▶ _Problem description_
Repeat the listing in full, preserving every character.

══ Material for this exercise

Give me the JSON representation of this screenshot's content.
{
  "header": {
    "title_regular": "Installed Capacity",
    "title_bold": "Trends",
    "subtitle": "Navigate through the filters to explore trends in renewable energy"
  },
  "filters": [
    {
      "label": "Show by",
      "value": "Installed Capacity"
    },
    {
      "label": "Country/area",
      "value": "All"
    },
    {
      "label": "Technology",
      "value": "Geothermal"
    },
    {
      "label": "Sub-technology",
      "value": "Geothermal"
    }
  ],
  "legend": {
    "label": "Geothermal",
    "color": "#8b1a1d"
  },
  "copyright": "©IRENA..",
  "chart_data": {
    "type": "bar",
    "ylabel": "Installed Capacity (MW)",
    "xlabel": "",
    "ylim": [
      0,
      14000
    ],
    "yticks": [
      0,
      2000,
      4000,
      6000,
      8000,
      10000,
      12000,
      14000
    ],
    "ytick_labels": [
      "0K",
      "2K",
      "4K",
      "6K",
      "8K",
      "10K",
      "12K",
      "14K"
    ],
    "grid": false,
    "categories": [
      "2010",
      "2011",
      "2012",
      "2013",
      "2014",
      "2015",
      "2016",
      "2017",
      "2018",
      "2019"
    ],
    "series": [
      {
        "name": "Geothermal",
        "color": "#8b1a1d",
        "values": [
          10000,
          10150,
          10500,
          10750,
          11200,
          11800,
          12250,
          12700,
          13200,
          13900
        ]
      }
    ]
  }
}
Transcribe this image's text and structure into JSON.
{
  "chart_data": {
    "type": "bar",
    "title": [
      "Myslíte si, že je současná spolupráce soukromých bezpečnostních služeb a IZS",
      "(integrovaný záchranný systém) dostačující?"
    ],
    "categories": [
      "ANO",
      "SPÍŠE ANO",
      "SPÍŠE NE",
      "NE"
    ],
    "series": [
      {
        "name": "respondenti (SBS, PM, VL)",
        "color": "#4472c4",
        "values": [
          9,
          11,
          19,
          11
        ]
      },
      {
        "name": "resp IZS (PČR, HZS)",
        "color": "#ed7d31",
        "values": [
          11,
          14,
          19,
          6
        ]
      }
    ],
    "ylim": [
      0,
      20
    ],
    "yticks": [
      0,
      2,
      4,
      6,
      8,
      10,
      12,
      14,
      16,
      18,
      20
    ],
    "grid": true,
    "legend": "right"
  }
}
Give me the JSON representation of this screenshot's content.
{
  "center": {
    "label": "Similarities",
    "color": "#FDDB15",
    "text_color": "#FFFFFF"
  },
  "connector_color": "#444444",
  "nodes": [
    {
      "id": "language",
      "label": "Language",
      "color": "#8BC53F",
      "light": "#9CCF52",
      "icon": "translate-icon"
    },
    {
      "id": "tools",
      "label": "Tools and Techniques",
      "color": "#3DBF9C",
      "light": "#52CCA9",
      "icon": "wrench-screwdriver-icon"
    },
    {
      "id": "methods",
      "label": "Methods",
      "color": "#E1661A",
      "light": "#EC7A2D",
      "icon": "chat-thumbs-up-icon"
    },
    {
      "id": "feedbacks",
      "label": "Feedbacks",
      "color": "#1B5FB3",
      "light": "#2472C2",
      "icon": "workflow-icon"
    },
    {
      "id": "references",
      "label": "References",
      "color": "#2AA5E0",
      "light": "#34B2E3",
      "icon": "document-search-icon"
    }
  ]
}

════

▶ _Written solution_
Give me the JSON representation of this screenshot's content.
{
  "header": {
    "title_regular": "Installed Capacity",
    "title_bold": "Trends",
    "subtitle": "Navigate through the filters to explore trends in renewable energy"
  },
  "filters": [
    {
      "label": "Show by",
      "value": "Installed Capacity"
    },
    {
      "label": "Country/area",
      "value": "All"
    },
    {
      "label": "Technology",
      "value": "Geothermal"
    },
    {
      "label": "Sub-technology",
      "value": "Geothermal"
    }
  ],
  "legend": {
    "label": "Geothermal",
    "color": "#8b1a1d"
  },
  "copyright": "©IRENA..",
  "chart_data": {
    "type": "bar",
    "ylabel": "Installed Capacity (MW)",
    "xlabel": "",
    "ylim": [
      0,
      14000
    ],
    "yticks": [
      0,
      2000,
      4000,
      6000,
      8000,
      10000,
      12000,
      14000
    ],
    "ytick_labels": [
      "0K",
      "2K",
      "4K",
      "6K",
      "8K",
      "10K",
      "12K",
      "14K"
    ],
    "grid": false,
    "categories": [
      "2010",
      "2011",
      "2012",
      "2013",
      "2014",
      "2015",
      "2016",
      "2017",
      "2018",
      "2019"
    ],
    "series": [
      {
        "name": "Geothermal",
        "color": "#8b1a1d",
        "values": [
          10000,
          10150,
          10500,
          10750,
          11200,
          11800,
          12250,
          12700,
          13200,
          13900
        ]
      }
    ]
  }
}
Transcribe this image's text and structure into JSON.
{
  "chart_data": {
    "type": "bar",
    "title": [
      "Myslíte si, že je současná spolupráce soukromých bezpečnostních služeb a IZS",
      "(integrovaný záchranný systém) dostačující?"
    ],
    "categories": [
      "ANO",
      "SPÍŠE ANO",
      "SPÍŠE NE",
      "NE"
    ],
    "series": [
      {
        "name": "respondenti (SBS, PM, VL)",
        "color": "#4472c4",
        "values": [
          9,
          11,
          19,
          11
        ]
      },
      {
        "name": "resp IZS (PČR, HZS)",
        "color": "#ed7d31",
        "values": [
          11,
          14,
          19,
          6
        ]
      }
    ],
    "ylim": [
      0,
      20
    ],
    "yticks": [
      0,
      2,
      4,
      6,
      8,
      10,
      12,
      14,
      16,
      18,
      20
    ],
    "grid": true,
    "legend": "right"
  }
}
Give me the JSON representation of this screenshot's content.
{
  "center": {
    "label": "Similarities",
    "color": "#FDDB15",
    "text_color": "#FFFFFF"
  },
  "connector_color": "#444444",
  "nodes": [
    {
      "id": "language",
      "label": "Language",
      "color": "#8BC53F",
      "light": "#9CCF52",
      "icon": "translate-icon"
    },
    {
      "id": "tools",
      "label": "Tools and Techniques",
      "color": "#3DBF9C",
      "light": "#52CCA9",
      "icon": "wrench-screwdriver-icon"
    },
    {
      "id": "methods",
      "label": "Methods",
      "color": "#E1661A",
      "light": "#EC7A2D",
      "icon": "chat-thumbs-up-icon"
    },
    {
      "id": "feedbacks",
      "label": "Feedbacks",
      "color": "#1B5FB3",
      "light": "#2472C2",
      "icon": "workflow-icon"
    },
    {
      "id": "references",
      "label": "References",
      "color": "#2AA5E0",
      "light": "#34B2E3",
      "icon": "document-search-icon"
    }
  ]
}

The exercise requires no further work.